Reproduce each of these lines word for word.

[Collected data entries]
▬▬▬

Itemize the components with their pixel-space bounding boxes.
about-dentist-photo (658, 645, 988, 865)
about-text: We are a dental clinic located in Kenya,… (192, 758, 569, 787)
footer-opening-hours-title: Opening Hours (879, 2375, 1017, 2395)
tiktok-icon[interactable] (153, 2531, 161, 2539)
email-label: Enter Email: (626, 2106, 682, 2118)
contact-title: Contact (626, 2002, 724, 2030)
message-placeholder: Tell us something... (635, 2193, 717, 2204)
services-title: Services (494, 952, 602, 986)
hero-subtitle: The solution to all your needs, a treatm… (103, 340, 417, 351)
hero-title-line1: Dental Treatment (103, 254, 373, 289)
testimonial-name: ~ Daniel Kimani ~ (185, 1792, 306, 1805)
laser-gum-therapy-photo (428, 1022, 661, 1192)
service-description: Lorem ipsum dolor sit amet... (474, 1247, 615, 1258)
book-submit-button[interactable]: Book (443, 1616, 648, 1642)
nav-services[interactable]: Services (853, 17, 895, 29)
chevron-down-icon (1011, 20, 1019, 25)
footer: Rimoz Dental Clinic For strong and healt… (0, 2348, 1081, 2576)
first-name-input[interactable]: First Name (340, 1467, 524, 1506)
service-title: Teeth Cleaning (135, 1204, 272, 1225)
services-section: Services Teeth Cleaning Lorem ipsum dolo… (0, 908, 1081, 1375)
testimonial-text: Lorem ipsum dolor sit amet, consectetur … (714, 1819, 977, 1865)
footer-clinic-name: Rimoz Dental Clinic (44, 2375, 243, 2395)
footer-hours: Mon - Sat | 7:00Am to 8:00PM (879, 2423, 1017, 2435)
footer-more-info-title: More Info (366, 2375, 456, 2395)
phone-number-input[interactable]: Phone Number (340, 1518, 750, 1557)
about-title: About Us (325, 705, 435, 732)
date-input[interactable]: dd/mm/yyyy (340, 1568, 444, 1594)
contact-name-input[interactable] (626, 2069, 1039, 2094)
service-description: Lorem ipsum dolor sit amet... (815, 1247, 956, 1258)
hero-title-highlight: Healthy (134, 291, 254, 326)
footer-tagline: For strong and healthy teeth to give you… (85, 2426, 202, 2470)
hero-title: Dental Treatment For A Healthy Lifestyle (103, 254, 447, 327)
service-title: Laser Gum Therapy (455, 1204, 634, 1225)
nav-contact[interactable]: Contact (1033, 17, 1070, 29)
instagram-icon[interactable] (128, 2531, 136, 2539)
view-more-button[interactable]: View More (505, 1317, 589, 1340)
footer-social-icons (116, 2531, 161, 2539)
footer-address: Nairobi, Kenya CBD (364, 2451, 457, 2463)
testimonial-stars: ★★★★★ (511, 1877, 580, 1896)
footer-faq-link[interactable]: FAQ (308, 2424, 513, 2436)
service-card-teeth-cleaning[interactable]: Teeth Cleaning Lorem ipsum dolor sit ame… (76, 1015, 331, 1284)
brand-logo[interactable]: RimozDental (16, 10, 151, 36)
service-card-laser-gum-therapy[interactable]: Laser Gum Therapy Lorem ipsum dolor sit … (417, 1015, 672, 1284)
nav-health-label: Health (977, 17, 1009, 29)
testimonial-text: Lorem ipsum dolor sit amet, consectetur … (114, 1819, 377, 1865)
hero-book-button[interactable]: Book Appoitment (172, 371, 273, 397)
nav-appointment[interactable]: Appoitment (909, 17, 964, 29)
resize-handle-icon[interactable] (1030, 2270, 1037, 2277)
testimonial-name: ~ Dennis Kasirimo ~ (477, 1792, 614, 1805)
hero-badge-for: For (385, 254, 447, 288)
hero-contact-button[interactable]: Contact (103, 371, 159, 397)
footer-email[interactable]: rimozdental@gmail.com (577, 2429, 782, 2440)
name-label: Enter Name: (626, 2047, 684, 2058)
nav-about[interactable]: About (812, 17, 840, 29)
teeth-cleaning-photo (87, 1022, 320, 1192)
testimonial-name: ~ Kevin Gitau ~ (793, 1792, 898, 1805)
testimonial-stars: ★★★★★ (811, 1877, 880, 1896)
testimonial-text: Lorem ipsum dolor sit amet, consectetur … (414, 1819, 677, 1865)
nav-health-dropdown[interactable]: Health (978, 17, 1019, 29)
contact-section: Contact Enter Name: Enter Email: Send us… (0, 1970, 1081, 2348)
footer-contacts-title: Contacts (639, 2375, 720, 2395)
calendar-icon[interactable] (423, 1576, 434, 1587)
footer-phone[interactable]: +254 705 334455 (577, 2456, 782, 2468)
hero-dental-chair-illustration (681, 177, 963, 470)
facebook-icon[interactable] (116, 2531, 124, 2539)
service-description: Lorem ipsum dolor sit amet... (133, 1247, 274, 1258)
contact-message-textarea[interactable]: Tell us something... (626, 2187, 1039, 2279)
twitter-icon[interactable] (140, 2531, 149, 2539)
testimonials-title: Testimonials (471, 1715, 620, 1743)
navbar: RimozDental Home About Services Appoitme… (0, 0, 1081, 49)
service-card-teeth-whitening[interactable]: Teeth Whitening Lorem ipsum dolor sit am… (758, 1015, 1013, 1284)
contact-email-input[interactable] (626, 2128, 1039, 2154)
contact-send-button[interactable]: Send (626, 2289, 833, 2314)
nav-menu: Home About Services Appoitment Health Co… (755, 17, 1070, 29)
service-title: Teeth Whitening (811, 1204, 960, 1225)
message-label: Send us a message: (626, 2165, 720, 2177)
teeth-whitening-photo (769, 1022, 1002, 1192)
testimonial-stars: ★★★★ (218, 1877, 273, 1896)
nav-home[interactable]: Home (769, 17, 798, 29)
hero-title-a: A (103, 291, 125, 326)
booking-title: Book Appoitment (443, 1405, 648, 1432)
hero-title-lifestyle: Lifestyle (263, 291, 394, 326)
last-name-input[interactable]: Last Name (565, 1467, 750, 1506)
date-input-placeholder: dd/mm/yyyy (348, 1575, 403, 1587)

▬▬▬

= RESPONSE FOR THIS EXERCISE =
Itemize the components with their pixel-space bounding boxes.
about-dentist-photo (658, 645, 988, 865)
about-text: We are a dental clinic located in Kenya,… (192, 758, 569, 787)
footer-opening-hours-title: Opening Hours (879, 2375, 1017, 2395)
tiktok-icon[interactable] (153, 2531, 161, 2539)
email-label: Enter Email: (626, 2106, 682, 2118)
contact-title: Contact (626, 2002, 724, 2030)
message-placeholder: Tell us something... (635, 2193, 717, 2204)
services-title: Services (494, 952, 602, 986)
hero-subtitle: The solution to all your needs, a treatm… (103, 340, 417, 351)
hero-title-line1: Dental Treatment (103, 254, 373, 289)
testimonial-name: ~ Daniel Kimani ~ (185, 1792, 306, 1805)
laser-gum-therapy-photo (428, 1022, 661, 1192)
service-description: Lorem ipsum dolor sit amet... (474, 1247, 615, 1258)
book-submit-button[interactable]: Book (443, 1616, 648, 1642)
nav-services[interactable]: Services (853, 17, 895, 29)
chevron-down-icon (1011, 20, 1019, 25)
footer: Rimoz Dental Clinic For strong and healt… (0, 2348, 1081, 2576)
first-name-input[interactable]: First Name (340, 1467, 524, 1506)
service-title: Teeth Cleaning (135, 1204, 272, 1225)
services-section: Services Teeth Cleaning Lorem ipsum dolo… (0, 908, 1081, 1375)
testimonial-text: Lorem ipsum dolor sit amet, consectetur … (714, 1819, 977, 1865)
footer-clinic-name: Rimoz Dental Clinic (44, 2375, 243, 2395)
footer-hours: Mon - Sat | 7:00Am to 8:00PM (879, 2423, 1017, 2435)
footer-more-info-title: More Info (366, 2375, 456, 2395)
phone-number-input[interactable]: Phone Number (340, 1518, 750, 1557)
about-title: About Us (325, 705, 435, 732)
date-input[interactable]: dd/mm/yyyy (340, 1568, 444, 1594)
contact-name-input[interactable] (626, 2069, 1039, 2094)
service-description: Lorem ipsum dolor sit amet... (815, 1247, 956, 1258)
hero-title-highlight: Healthy (134, 291, 254, 326)
footer-tagline: For strong and healthy teeth to give you… (85, 2426, 202, 2470)
hero-title: Dental Treatment For A Healthy Lifestyle (103, 254, 447, 327)
service-title: Laser Gum Therapy (455, 1204, 634, 1225)
nav-contact[interactable]: Contact (1033, 17, 1070, 29)
instagram-icon[interactable] (128, 2531, 136, 2539)
view-more-button[interactable]: View More (505, 1317, 589, 1340)
footer-social-icons (116, 2531, 161, 2539)
footer-address: Nairobi, Kenya CBD (364, 2451, 457, 2463)
testimonial-stars: ★★★★★ (511, 1877, 580, 1896)
footer-faq-link[interactable]: FAQ (308, 2424, 513, 2436)
service-card-teeth-cleaning[interactable]: Teeth Cleaning Lorem ipsum dolor sit ame… (76, 1015, 331, 1284)
brand-logo[interactable]: RimozDental (16, 10, 151, 36)
service-card-laser-gum-therapy[interactable]: Laser Gum Therapy Lorem ipsum dolor sit … (417, 1015, 672, 1284)
nav-health-label: Health (977, 17, 1009, 29)
testimonial-text: Lorem ipsum dolor sit amet, consectetur … (114, 1819, 377, 1865)
hero-book-button[interactable]: Book Appoitment (172, 371, 273, 397)
nav-appointment[interactable]: Appoitment (909, 17, 964, 29)
resize-handle-icon[interactable] (1030, 2270, 1037, 2277)
testimonial-name: ~ Dennis Kasirimo ~ (477, 1792, 614, 1805)
hero-badge-for: For (385, 254, 447, 288)
hero-contact-button[interactable]: Contact (103, 371, 159, 397)
footer-email[interactable]: rimozdental@gmail.com (577, 2429, 782, 2440)
name-label: Enter Name: (626, 2047, 684, 2058)
nav-about[interactable]: About (812, 17, 840, 29)
teeth-cleaning-photo (87, 1022, 320, 1192)
testimonial-name: ~ Kevin Gitau ~ (793, 1792, 898, 1805)
testimonial-stars: ★★★★★ (811, 1877, 880, 1896)
testimonial-text: Lorem ipsum dolor sit amet, consectetur … (414, 1819, 677, 1865)
nav-health-dropdown[interactable]: Health (978, 17, 1019, 29)
contact-section: Contact Enter Name: Enter Email: Send us… (0, 1970, 1081, 2348)
footer-contacts-title: Contacts (639, 2375, 720, 2395)
calendar-icon[interactable] (423, 1576, 434, 1587)
footer-phone[interactable]: +254 705 334455 (577, 2456, 782, 2468)
hero-dental-chair-illustration (681, 177, 963, 470)
facebook-icon[interactable] (116, 2531, 124, 2539)
service-description: Lorem ipsum dolor sit amet... (133, 1247, 274, 1258)
contact-message-textarea[interactable]: Tell us something... (626, 2187, 1039, 2279)
twitter-icon[interactable] (140, 2531, 149, 2539)
testimonials-title: Testimonials (471, 1715, 620, 1743)
navbar: RimozDental Home About Services Appoitme… (0, 0, 1081, 49)
service-card-teeth-whitening[interactable]: Teeth Whitening Lorem ipsum dolor sit am… (758, 1015, 1013, 1284)
contact-email-input[interactable] (626, 2128, 1039, 2154)
contact-send-button[interactable]: Send (626, 2289, 833, 2314)
nav-menu: Home About Services Appoitment Health Co… (755, 17, 1070, 29)
service-title: Teeth Whitening (811, 1204, 960, 1225)
message-label: Send us a message: (626, 2165, 720, 2177)
teeth-whitening-photo (769, 1022, 1002, 1192)
testimonial-stars: ★★★★ (218, 1877, 273, 1896)
nav-home[interactable]: Home (769, 17, 798, 29)
hero-title-a: A (103, 291, 125, 326)
booking-title: Book Appoitment (443, 1405, 648, 1432)
hero-title-lifestyle: Lifestyle (263, 291, 394, 326)
last-name-input[interactable]: Last Name (565, 1467, 750, 1506)
date-input-placeholder: dd/mm/yyyy (348, 1575, 403, 1587)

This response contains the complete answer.